Provided data:

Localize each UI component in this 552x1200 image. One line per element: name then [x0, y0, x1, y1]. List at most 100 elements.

==

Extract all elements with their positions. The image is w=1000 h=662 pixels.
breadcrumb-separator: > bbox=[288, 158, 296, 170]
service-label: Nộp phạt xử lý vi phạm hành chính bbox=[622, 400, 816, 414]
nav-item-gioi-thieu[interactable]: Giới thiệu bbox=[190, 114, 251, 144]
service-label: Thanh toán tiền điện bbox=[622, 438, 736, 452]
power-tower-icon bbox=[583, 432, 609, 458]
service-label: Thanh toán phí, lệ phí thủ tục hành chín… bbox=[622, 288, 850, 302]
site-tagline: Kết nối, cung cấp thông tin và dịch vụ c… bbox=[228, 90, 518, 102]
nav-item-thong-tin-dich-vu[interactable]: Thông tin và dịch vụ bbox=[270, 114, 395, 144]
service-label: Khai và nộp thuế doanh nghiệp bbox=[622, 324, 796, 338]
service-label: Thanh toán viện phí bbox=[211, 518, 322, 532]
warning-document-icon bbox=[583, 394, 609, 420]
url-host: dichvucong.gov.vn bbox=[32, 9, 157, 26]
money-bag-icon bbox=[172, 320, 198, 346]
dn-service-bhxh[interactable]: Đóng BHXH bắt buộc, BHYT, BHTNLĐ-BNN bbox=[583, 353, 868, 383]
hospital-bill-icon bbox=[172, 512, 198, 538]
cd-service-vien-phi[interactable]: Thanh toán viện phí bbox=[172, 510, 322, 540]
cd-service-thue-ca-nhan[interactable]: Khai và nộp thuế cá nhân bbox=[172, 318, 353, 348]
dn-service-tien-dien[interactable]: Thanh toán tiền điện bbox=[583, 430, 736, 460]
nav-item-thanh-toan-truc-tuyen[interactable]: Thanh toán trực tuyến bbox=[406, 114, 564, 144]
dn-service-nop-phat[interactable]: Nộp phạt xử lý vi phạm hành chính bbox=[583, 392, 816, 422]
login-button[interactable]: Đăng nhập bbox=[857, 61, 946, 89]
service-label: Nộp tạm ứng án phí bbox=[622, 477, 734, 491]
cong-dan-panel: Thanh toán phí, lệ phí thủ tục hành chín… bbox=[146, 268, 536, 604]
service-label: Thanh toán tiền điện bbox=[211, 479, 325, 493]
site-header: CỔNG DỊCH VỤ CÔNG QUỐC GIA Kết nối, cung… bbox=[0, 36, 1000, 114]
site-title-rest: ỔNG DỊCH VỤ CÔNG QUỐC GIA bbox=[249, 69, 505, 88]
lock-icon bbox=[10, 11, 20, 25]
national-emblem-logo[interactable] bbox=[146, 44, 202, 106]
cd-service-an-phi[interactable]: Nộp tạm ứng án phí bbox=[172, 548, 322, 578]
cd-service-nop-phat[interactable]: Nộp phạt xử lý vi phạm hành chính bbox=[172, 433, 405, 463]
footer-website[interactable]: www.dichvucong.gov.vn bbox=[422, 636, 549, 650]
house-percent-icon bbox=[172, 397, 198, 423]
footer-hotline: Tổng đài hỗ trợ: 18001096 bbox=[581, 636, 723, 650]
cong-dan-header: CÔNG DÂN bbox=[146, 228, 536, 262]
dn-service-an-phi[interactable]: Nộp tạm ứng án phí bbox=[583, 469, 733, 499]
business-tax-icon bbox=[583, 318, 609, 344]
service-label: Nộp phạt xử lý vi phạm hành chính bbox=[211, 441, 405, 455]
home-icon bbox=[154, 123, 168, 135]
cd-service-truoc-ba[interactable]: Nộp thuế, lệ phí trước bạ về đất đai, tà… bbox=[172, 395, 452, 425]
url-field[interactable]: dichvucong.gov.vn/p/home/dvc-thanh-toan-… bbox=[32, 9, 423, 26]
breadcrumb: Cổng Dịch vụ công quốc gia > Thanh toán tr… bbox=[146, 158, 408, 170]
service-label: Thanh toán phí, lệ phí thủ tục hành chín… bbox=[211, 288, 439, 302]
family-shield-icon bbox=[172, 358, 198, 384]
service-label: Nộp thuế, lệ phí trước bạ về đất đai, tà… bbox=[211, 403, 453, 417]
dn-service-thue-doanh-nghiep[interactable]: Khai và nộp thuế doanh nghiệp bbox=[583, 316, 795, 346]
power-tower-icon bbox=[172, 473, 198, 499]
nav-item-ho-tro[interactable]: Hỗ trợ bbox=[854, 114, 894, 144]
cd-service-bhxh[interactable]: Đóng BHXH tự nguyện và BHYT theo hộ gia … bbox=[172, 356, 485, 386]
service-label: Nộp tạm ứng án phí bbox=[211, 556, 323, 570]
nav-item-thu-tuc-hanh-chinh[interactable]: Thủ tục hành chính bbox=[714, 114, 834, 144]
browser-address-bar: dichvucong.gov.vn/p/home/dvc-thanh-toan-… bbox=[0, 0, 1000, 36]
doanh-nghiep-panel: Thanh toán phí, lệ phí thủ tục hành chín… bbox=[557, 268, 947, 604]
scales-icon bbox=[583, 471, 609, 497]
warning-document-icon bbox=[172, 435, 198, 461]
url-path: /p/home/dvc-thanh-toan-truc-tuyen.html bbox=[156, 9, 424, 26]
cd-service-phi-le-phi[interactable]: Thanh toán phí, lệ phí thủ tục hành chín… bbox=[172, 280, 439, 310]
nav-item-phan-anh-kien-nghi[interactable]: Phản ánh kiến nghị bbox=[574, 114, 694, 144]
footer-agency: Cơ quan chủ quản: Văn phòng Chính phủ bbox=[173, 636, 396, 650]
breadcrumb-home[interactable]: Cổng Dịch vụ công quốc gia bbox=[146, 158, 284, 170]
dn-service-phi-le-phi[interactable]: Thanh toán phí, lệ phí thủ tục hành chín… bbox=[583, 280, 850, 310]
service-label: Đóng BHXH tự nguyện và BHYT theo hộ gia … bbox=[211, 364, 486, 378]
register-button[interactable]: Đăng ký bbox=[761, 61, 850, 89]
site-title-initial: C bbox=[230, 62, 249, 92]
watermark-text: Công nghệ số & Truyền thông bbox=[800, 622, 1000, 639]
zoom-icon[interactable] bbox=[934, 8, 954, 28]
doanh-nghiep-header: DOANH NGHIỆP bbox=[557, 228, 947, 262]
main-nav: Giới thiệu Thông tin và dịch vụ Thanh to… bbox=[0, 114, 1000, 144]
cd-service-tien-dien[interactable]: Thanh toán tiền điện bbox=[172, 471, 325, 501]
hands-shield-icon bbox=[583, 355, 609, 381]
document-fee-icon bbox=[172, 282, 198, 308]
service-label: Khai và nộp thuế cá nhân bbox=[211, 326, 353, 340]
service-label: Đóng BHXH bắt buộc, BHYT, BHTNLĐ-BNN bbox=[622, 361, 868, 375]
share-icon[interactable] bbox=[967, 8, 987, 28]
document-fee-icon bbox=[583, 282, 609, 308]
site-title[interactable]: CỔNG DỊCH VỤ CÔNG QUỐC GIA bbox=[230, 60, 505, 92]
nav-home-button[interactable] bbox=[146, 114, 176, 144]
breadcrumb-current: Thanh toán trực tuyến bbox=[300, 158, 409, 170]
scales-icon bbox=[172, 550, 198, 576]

Task goal:
Can you put the rows between the ones holding "Extract all elements" and "service-label: Khai và nộp thuế doanh", inclusive, into a Markdown table with a No. column numbering them and a Row column giving each one, leaving out any blank rows?

The output:
| No. | Row |
|---|---|
| 1 | Extract all elements with their positions. The image is w=1000 h=662 pixels. |
| 2 | breadcrumb-separator: > bbox=[288, 158, 296, 170] |
| 3 | service-label: Nộp phạt xử lý vi phạm hành chính bbox=[622, 400, 816, 414] |
| 4 | nav-item-gioi-thieu[interactable]: Giới thiệu bbox=[190, 114, 251, 144] |
| 5 | service-label: Thanh toán tiền điện bbox=[622, 438, 736, 452] |
| 6 | power-tower-icon bbox=[583, 432, 609, 458] |
| 7 | service-label: Thanh toán phí, lệ phí thủ tục hành chín… bbox=[622, 288, 850, 302] |
| 8 | site-tagline: Kết nối, cung cấp thông tin và dịch vụ c… bbox=[228, 90, 518, 102] |
| 9 | nav-item-thong-tin-dich-vu[interactable]: Thông tin và dịch vụ bbox=[270, 114, 395, 144] |
| 10 | service-label: Khai và nộp thuế doanh nghiệp bbox=[622, 324, 796, 338] |